**Dataset records**

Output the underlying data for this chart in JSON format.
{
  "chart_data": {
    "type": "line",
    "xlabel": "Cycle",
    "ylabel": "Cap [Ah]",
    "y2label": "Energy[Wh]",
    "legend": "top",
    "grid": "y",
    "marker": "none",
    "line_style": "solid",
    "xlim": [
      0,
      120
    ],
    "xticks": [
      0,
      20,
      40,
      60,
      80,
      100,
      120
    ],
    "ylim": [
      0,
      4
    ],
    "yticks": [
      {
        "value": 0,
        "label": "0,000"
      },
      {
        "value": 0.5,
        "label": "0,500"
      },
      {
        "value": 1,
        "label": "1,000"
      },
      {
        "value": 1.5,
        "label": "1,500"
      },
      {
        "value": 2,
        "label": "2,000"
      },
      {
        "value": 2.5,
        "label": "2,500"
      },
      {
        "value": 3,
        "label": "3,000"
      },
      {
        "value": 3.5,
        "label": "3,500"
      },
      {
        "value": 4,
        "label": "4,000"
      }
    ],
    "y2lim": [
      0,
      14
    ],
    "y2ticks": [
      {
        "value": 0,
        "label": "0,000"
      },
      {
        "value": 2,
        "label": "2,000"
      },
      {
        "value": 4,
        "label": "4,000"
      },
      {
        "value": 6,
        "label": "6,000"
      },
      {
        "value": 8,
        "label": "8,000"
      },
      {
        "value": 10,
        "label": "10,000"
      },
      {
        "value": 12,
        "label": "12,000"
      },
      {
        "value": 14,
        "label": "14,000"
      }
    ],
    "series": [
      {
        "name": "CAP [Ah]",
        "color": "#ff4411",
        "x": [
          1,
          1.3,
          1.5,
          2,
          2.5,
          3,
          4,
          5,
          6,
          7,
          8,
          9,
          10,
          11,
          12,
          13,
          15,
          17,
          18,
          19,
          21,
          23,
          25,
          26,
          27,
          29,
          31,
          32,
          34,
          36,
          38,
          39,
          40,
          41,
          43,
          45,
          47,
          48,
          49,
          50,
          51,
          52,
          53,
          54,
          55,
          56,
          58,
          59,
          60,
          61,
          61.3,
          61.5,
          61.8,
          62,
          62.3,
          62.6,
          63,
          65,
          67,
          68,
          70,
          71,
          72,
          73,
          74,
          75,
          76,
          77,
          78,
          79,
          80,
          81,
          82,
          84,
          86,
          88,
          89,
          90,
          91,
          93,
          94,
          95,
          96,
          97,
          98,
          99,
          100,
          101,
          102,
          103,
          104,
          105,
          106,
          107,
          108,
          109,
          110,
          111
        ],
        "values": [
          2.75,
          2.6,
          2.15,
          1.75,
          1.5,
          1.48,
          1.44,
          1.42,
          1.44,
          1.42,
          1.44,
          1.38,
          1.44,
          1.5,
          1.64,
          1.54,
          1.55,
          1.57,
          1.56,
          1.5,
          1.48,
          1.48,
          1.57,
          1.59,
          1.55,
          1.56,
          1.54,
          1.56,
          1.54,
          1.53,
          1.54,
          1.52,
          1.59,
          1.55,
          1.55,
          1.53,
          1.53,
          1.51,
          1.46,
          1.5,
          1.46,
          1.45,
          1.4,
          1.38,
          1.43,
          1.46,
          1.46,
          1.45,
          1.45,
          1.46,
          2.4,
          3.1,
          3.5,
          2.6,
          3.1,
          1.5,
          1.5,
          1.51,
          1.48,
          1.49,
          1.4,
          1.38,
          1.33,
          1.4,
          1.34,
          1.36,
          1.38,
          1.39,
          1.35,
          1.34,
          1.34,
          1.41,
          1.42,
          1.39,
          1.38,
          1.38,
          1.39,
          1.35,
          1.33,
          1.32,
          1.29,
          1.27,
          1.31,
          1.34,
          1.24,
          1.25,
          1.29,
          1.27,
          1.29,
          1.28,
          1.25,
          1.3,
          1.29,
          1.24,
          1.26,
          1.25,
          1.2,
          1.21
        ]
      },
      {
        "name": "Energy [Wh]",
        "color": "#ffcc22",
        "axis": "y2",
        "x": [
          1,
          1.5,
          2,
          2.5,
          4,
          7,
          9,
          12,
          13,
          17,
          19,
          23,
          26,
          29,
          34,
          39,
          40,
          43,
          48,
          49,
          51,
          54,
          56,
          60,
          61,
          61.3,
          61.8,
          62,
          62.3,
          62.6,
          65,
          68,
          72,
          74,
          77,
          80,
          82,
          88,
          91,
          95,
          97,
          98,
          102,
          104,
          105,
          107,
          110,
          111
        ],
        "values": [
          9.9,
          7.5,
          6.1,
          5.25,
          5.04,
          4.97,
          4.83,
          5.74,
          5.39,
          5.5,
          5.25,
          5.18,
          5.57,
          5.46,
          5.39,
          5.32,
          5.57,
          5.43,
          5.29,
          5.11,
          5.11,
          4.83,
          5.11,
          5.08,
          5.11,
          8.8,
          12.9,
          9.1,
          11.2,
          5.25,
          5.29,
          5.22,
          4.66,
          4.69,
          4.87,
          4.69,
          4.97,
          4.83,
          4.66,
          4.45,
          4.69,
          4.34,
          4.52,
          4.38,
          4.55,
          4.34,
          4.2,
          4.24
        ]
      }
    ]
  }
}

**Problem statement**
The full set of records should be duplicated exactly.

**The answer**
Output the underlying data for this chart in JSON format.
{
  "chart_data": {
    "type": "line",
    "xlabel": "Cycle",
    "ylabel": "Cap [Ah]",
    "y2label": "Energy[Wh]",
    "legend": "top",
    "grid": "y",
    "marker": "none",
    "line_style": "solid",
    "xlim": [
      0,
      120
    ],
    "xticks": [
      0,
      20,
      40,
      60,
      80,
      100,
      120
    ],
    "ylim": [
      0,
      4
    ],
    "yticks": [
      {
        "value": 0,
        "label": "0,000"
      },
      {
        "value": 0.5,
        "label": "0,500"
      },
      {
        "value": 1,
        "label": "1,000"
      },
      {
        "value": 1.5,
        "label": "1,500"
      },
      {
        "value": 2,
        "label": "2,000"
      },
      {
        "value": 2.5,
        "label": "2,500"
      },
      {
        "value": 3,
        "label": "3,000"
      },
      {
        "value": 3.5,
        "label": "3,500"
      },
      {
        "value": 4,
        "label": "4,000"
      }
    ],
    "y2lim": [
      0,
      14
    ],
    "y2ticks": [
      {
        "value": 0,
        "label": "0,000"
      },
      {
        "value": 2,
        "label": "2,000"
      },
      {
        "value": 4,
        "label": "4,000"
      },
      {
        "value": 6,
        "label": "6,000"
      },
      {
        "value": 8,
        "label": "8,000"
      },
      {
        "value": 10,
        "label": "10,000"
      },
      {
        "value": 12,
        "label": "12,000"
      },
      {
        "value": 14,
        "label": "14,000"
      }
    ],
    "series": [
      {
        "name": "CAP [Ah]",
        "color": "#ff4411",
        "x": [
          1,
          1.3,
          1.5,
          2,
          2.5,
          3,
          4,
          5,
          6,
          7,
          8,
          9,
          10,
          11,
          12,
          13,
          15,
          17,
          18,
          19,
          21,
          23,
          25,
          26,
          27,
          29,
          31,
          32,
          34,
          36,
          38,
          39,
          40,
          41,
          43,
          45,
          47,
          48,
          49,
          50,
          51,
          52,
          53,
          54,
          55,
          56,
          58,
          59,
          60,
          61,
          61.3,
          61.5,
          61.8,
          62,
          62.3,
          62.6,
          63,
          65,
          67,
          68,
          70,
          71,
          72,
          73,
          74,
          75,
          76,
          77,
          78,
          79,
          80,
          81,
          82,
          84,
          86,
          88,
          89,
          90,
          91,
          93,
          94,
          95,
          96,
          97,
          98,
          99,
          100,
          101,
          102,
          103,
          104,
          105,
          106,
          107,
          108,
          109,
          110,
          111
        ],
        "values": [
          2.75,
          2.6,
          2.15,
          1.75,
          1.5,
          1.48,
          1.44,
          1.42,
          1.44,
          1.42,
          1.44,
          1.38,
          1.44,
          1.5,
          1.64,
          1.54,
          1.55,
          1.57,
          1.56,
          1.5,
          1.48,
          1.48,
          1.57,
          1.59,
          1.55,
          1.56,
          1.54,
          1.56,
          1.54,
          1.53,
          1.54,
          1.52,
          1.59,
          1.55,
          1.55,
          1.53,
          1.53,
          1.51,
          1.46,
          1.5,
          1.46,
          1.45,
          1.4,
          1.38,
          1.43,
          1.46,
          1.46,
          1.45,
          1.45,
          1.46,
          2.4,
          3.1,
          3.5,
          2.6,
          3.1,
          1.5,
          1.5,
          1.51,
          1.48,
          1.49,
          1.4,
          1.38,
          1.33,
          1.4,
          1.34,
          1.36,
          1.38,
          1.39,
          1.35,
          1.34,
          1.34,
          1.41,
          1.42,
          1.39,
          1.38,
          1.38,
          1.39,
          1.35,
          1.33,
          1.32,
          1.29,
          1.27,
          1.31,
          1.34,
          1.24,
          1.25,
          1.29,
          1.27,
          1.29,
          1.28,
          1.25,
          1.3,
          1.29,
          1.24,
          1.26,
          1.25,
          1.2,
          1.21
        ]
      },
      {
        "name": "Energy [Wh]",
        "color": "#ffcc22",
        "axis": "y2",
        "x": [
          1,
          1.5,
          2,
          2.5,
          4,
          7,
          9,
          12,
          13,
          17,
          19,
          23,
          26,
          29,
          34,
          39,
          40,
          43,
          48,
          49,
          51,
          54,
          56,
          60,
          61,
          61.3,
          61.8,
          62,
          62.3,
          62.6,
          65,
          68,
          72,
          74,
          77,
          80,
          82,
          88,
          91,
          95,
          97,
          98,
          102,
          104,
          105,
          107,
          110,
          111
        ],
        "values": [
          9.9,
          7.5,
          6.1,
          5.25,
          5.04,
          4.97,
          4.83,
          5.74,
          5.39,
          5.5,
          5.25,
          5.18,
          5.57,
          5.46,
          5.39,
          5.32,
          5.57,
          5.43,
          5.29,
          5.11,
          5.11,
          4.83,
          5.11,
          5.08,
          5.11,
          8.8,
          12.9,
          9.1,
          11.2,
          5.25,
          5.29,
          5.22,
          4.66,
          4.69,
          4.87,
          4.69,
          4.97,
          4.83,
          4.66,
          4.45,
          4.69,
          4.34,
          4.52,
          4.38,
          4.55,
          4.34,
          4.2,
          4.24
        ]
      }
    ]
  }
}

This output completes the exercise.